- [WORK INSTRUCTIONS]
How many lines in the entries below contain "community"? Answer with the number only.

== SOURCE RECORDS

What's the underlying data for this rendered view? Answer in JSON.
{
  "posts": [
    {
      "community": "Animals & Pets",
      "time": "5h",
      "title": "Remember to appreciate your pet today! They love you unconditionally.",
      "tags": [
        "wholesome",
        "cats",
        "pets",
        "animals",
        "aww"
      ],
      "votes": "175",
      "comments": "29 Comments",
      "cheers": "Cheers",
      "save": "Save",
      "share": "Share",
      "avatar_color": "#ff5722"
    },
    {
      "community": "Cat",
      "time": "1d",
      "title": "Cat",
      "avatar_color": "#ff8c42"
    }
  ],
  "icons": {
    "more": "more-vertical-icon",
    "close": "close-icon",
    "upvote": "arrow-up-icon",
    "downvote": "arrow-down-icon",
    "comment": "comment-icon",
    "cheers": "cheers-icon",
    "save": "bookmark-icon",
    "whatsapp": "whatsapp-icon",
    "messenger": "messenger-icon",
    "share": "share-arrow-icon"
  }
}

====

- [SOLUTION]
2